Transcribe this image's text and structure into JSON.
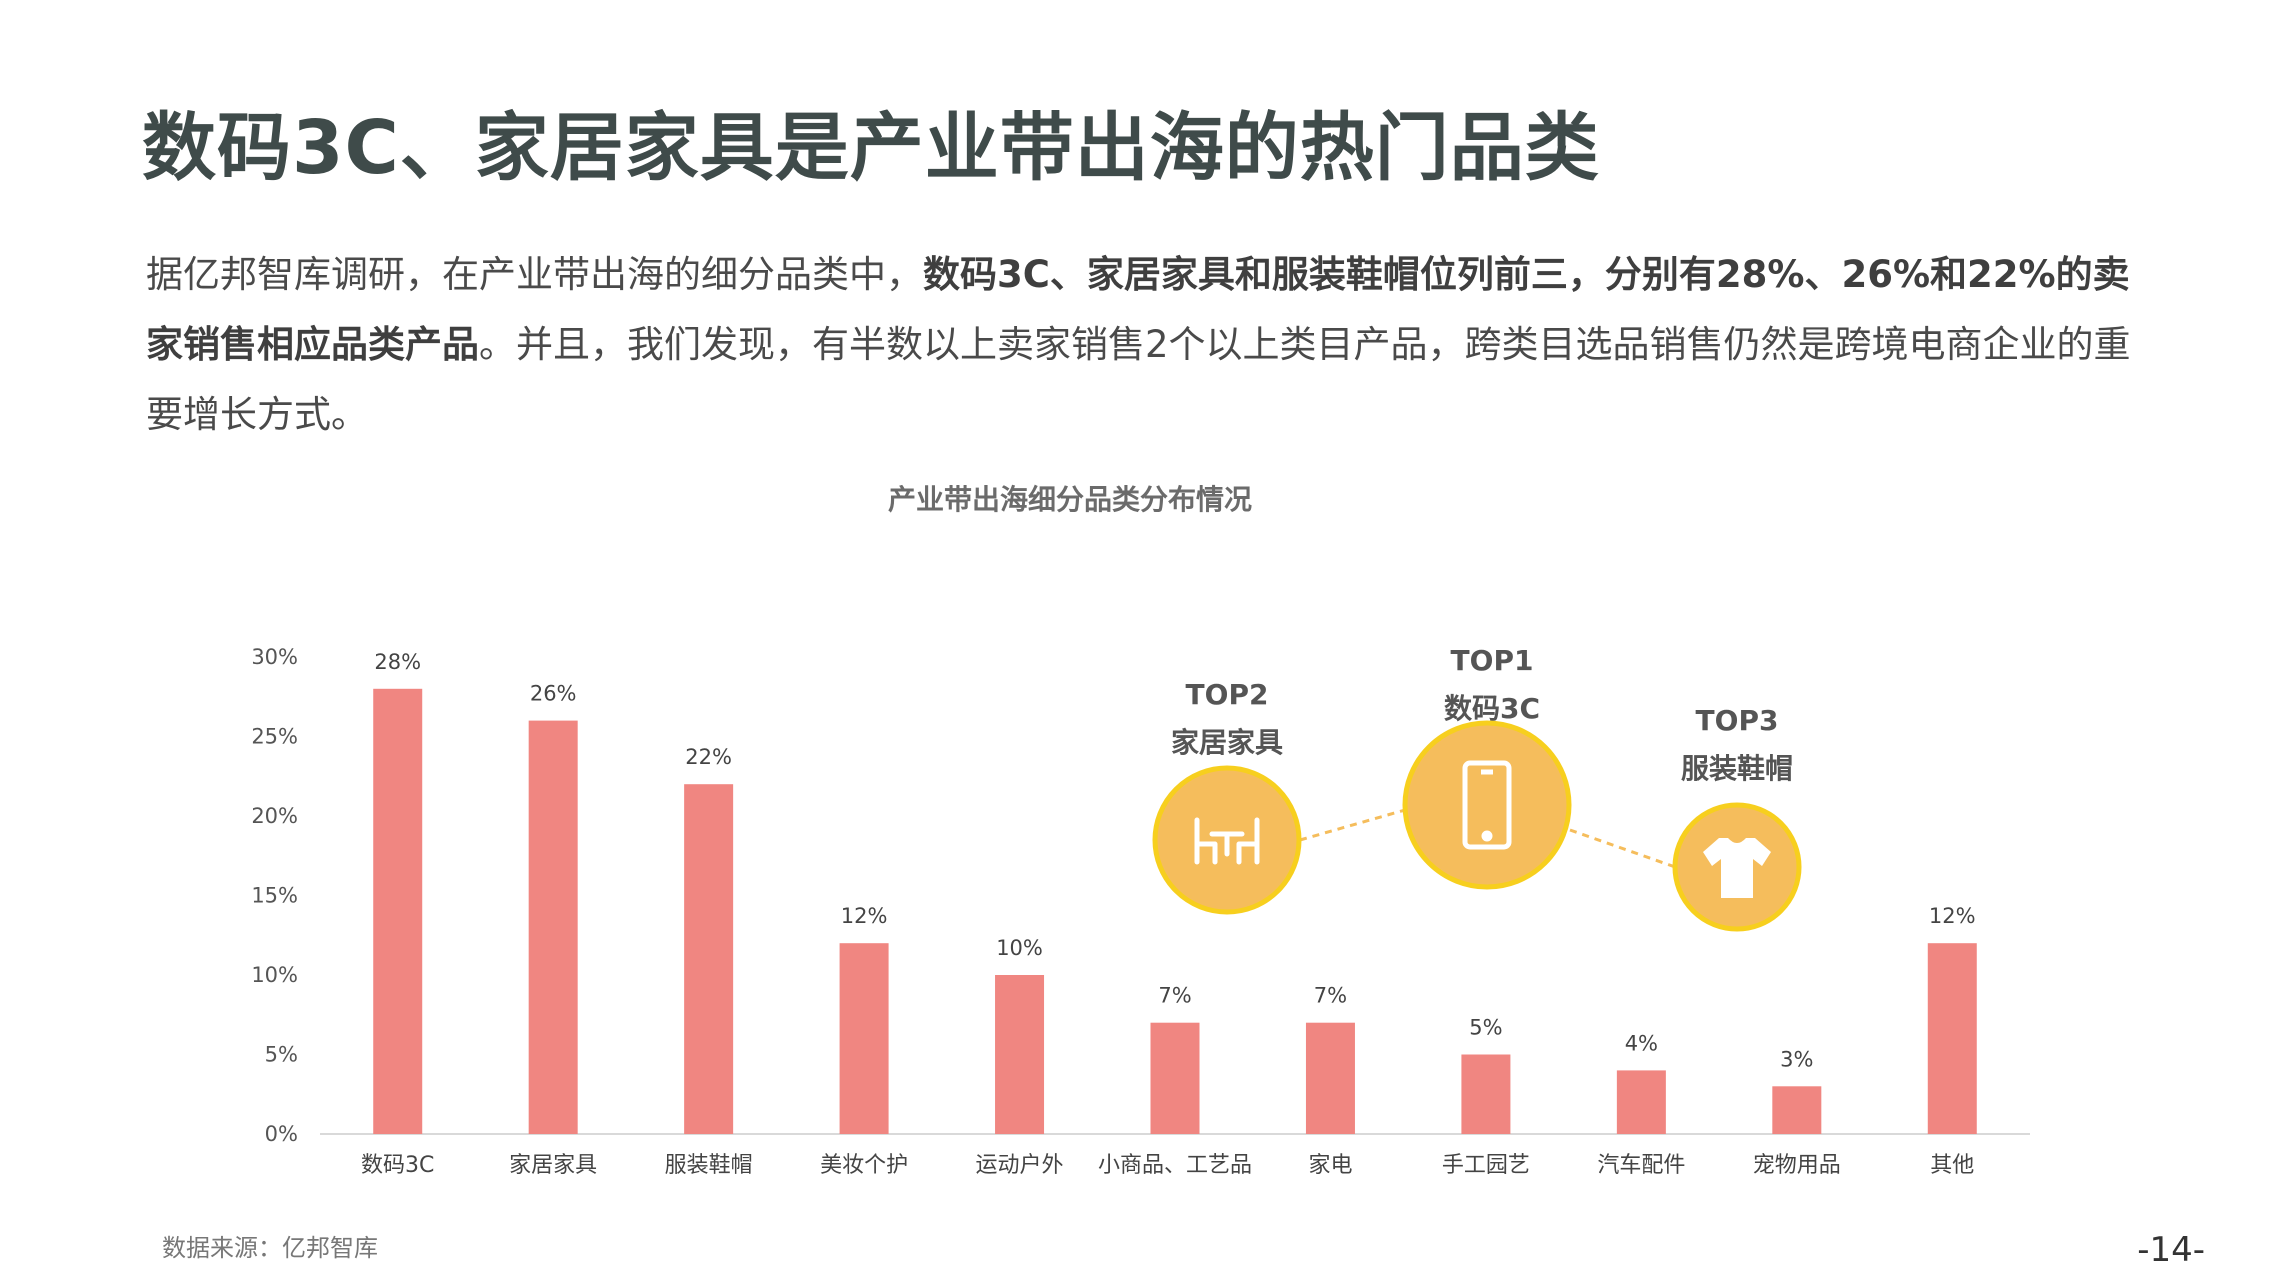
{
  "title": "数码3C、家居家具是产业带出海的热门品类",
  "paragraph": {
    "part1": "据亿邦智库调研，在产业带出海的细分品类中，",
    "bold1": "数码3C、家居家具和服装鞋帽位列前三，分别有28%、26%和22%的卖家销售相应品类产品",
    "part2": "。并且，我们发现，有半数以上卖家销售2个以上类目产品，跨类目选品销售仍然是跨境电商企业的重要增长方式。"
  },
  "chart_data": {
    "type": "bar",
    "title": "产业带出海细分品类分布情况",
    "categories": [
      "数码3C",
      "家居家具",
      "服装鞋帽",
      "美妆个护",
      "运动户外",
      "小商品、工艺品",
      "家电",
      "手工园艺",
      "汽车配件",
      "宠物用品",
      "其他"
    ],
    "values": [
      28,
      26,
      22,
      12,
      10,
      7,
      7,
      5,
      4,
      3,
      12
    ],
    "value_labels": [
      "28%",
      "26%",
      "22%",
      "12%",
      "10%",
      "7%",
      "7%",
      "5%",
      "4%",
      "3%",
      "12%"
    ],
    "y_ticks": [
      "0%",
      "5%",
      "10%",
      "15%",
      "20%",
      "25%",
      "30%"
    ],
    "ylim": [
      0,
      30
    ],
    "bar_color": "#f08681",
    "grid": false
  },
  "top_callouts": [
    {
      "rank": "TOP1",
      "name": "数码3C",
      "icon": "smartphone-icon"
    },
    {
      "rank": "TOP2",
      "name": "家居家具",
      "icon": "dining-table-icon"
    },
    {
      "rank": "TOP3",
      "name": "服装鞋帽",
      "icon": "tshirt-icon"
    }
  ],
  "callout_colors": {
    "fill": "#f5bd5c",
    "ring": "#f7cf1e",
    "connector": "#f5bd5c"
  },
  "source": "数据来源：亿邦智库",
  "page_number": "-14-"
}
________
## Exercise aim
Go through the listing above and report how many of its lines contain the word "icon", with only the number as output.

## Response to the exercise
3